## BEGIN INPUT

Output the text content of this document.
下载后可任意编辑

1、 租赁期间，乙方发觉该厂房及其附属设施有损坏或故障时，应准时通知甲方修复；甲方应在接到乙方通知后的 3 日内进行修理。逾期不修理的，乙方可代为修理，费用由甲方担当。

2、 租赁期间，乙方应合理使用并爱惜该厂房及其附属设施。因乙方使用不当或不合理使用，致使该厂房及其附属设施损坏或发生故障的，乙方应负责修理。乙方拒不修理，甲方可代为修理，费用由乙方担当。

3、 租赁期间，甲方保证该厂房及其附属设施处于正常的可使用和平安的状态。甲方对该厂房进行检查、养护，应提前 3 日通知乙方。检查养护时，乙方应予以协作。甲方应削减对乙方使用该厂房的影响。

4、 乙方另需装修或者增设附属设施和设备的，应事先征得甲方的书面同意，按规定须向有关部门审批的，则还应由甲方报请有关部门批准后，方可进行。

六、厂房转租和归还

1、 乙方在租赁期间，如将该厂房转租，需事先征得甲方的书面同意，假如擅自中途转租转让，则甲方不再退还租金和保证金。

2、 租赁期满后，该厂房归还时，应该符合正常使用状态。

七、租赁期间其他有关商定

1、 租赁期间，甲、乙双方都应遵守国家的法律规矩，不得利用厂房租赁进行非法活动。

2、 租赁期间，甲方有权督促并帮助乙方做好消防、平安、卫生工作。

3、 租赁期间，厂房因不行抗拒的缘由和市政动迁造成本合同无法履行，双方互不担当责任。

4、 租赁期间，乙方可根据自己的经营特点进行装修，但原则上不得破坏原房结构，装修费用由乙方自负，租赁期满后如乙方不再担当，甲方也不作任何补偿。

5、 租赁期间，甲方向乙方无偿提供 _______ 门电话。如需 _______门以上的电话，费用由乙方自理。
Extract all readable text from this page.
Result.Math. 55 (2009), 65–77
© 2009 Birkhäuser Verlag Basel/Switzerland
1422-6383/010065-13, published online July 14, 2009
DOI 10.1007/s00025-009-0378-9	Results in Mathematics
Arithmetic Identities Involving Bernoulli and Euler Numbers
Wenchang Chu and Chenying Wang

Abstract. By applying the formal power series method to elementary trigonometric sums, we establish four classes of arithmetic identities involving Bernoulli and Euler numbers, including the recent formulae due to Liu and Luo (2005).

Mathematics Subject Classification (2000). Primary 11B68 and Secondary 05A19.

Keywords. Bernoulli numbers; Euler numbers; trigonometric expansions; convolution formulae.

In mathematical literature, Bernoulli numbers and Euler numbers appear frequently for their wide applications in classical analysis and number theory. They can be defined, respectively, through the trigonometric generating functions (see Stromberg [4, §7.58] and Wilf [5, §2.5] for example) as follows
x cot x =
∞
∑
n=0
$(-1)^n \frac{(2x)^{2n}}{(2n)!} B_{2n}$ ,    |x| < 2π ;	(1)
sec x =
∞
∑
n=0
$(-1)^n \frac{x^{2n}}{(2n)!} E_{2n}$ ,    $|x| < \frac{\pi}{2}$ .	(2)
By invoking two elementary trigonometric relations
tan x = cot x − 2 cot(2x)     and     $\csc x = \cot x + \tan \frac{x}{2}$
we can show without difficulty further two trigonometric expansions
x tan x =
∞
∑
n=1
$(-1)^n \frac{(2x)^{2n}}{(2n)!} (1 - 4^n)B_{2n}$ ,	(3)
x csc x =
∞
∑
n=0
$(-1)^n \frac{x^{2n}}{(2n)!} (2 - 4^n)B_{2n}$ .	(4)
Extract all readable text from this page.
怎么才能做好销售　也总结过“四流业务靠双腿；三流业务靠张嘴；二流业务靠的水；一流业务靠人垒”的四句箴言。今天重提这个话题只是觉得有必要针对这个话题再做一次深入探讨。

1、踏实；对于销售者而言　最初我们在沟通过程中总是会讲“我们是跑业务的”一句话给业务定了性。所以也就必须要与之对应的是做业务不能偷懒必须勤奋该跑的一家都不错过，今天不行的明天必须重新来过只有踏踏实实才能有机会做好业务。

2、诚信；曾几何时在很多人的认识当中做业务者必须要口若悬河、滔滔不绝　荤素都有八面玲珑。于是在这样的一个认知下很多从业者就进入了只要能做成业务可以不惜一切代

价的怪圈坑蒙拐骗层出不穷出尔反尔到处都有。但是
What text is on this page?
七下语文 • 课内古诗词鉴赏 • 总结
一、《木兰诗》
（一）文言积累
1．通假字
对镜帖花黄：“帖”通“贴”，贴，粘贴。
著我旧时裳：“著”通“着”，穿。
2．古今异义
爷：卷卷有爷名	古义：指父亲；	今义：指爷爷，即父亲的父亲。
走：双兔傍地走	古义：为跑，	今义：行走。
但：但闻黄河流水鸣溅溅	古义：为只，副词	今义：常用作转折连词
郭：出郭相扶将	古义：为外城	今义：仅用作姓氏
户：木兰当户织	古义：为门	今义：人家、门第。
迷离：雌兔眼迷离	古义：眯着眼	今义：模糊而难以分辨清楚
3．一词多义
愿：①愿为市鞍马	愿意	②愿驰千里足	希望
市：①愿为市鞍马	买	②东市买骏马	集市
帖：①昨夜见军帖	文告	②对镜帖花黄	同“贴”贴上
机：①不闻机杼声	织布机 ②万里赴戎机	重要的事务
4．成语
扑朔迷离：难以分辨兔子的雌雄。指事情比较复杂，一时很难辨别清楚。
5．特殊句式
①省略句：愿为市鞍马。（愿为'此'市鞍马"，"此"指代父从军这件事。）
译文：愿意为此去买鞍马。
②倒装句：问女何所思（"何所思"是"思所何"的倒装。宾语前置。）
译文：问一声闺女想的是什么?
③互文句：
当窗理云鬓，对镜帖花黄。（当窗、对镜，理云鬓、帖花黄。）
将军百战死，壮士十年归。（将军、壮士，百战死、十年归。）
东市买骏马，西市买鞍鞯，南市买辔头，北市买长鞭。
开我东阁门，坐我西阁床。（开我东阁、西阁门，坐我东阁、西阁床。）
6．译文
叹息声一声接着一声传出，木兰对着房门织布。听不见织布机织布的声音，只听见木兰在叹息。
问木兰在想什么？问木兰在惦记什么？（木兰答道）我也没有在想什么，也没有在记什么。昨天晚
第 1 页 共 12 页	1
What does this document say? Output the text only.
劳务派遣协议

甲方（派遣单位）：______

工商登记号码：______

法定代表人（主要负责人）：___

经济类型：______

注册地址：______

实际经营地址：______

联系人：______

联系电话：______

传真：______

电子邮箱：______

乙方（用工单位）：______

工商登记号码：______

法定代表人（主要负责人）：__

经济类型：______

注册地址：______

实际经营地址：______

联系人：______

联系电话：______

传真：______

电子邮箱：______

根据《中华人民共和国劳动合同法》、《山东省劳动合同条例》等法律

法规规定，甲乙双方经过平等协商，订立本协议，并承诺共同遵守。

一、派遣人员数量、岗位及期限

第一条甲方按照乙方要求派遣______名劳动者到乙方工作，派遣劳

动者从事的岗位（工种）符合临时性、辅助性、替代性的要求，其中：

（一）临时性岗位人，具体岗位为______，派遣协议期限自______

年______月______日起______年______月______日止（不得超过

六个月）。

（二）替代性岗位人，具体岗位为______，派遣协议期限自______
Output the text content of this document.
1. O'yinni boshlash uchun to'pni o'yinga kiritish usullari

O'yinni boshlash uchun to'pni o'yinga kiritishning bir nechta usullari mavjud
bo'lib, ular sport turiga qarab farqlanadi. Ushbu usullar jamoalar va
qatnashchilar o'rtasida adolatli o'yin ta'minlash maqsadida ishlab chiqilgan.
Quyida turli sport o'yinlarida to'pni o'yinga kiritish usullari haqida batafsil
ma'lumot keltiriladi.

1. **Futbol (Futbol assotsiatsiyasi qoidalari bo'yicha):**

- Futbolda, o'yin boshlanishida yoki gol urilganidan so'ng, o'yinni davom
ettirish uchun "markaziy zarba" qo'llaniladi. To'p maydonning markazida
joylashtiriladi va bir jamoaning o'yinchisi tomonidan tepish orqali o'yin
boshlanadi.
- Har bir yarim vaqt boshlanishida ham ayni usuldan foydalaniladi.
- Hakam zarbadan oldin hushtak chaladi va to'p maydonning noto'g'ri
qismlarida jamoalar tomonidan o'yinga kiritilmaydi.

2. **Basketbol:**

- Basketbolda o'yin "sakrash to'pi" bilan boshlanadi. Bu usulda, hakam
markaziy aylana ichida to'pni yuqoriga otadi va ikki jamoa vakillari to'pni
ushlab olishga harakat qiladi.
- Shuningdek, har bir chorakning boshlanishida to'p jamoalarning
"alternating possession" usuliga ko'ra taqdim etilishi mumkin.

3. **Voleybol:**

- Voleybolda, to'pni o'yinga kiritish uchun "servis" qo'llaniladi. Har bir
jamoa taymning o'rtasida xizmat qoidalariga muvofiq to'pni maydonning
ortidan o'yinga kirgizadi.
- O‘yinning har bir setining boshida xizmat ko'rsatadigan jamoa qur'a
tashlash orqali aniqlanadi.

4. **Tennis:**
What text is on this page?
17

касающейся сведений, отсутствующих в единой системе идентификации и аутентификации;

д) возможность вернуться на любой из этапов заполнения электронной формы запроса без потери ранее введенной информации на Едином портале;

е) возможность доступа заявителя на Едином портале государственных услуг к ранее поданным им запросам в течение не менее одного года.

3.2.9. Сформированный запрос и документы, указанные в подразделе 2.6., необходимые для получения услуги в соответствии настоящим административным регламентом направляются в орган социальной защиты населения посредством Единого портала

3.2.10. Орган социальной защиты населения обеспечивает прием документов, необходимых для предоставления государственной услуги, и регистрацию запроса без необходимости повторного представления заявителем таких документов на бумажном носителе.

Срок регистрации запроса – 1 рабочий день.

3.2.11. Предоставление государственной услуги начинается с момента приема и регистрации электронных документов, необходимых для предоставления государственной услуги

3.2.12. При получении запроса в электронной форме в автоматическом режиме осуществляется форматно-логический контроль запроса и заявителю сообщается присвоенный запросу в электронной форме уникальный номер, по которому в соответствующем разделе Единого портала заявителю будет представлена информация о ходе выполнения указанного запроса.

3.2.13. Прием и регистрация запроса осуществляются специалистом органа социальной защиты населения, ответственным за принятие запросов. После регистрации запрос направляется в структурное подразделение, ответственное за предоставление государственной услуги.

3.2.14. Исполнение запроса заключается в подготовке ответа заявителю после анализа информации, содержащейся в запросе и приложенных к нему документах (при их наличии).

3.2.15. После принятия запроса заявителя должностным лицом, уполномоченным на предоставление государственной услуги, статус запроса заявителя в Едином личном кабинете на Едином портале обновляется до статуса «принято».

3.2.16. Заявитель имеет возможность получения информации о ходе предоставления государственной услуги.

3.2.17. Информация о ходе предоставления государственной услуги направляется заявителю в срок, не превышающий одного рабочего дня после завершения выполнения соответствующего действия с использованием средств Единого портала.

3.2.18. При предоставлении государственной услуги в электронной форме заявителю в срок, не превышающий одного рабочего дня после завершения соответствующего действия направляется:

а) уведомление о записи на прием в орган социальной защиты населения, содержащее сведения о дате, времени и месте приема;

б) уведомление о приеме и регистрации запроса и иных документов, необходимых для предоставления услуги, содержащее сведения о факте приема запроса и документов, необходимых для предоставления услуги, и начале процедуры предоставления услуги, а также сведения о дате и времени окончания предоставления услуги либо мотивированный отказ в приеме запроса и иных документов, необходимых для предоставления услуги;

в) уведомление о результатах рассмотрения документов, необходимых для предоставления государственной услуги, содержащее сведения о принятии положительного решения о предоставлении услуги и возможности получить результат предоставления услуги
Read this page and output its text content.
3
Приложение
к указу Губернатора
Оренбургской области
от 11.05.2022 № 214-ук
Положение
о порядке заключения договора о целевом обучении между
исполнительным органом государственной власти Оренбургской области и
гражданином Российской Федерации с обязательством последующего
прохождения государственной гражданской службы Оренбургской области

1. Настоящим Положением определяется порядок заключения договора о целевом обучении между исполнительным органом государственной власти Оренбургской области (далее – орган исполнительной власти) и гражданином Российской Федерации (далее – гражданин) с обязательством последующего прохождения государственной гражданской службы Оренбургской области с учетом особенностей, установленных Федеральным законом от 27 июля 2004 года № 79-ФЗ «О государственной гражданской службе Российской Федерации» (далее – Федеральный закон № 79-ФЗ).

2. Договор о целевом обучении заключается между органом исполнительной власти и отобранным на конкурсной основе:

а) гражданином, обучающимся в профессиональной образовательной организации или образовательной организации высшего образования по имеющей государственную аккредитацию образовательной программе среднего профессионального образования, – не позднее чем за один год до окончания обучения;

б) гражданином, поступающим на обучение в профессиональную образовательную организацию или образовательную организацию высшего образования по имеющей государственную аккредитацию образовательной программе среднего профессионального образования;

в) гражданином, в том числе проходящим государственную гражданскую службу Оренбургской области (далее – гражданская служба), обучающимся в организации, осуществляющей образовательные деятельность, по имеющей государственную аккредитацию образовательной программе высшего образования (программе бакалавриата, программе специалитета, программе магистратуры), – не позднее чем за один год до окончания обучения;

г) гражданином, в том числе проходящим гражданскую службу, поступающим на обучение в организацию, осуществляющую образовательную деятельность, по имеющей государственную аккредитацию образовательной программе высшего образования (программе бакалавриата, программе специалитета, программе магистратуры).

## END INPUT

WRITTEN EXERCISE: Copy out all lines from the material above that contain the string "tomonidan".

EXERCISE ANSWER:
joylashtiriladi va bir jamoaning o'yinchisi tomonidan tepish orqali o'yin
qismlarida jamoalar tomonidan o'yinga kiritilmaydi.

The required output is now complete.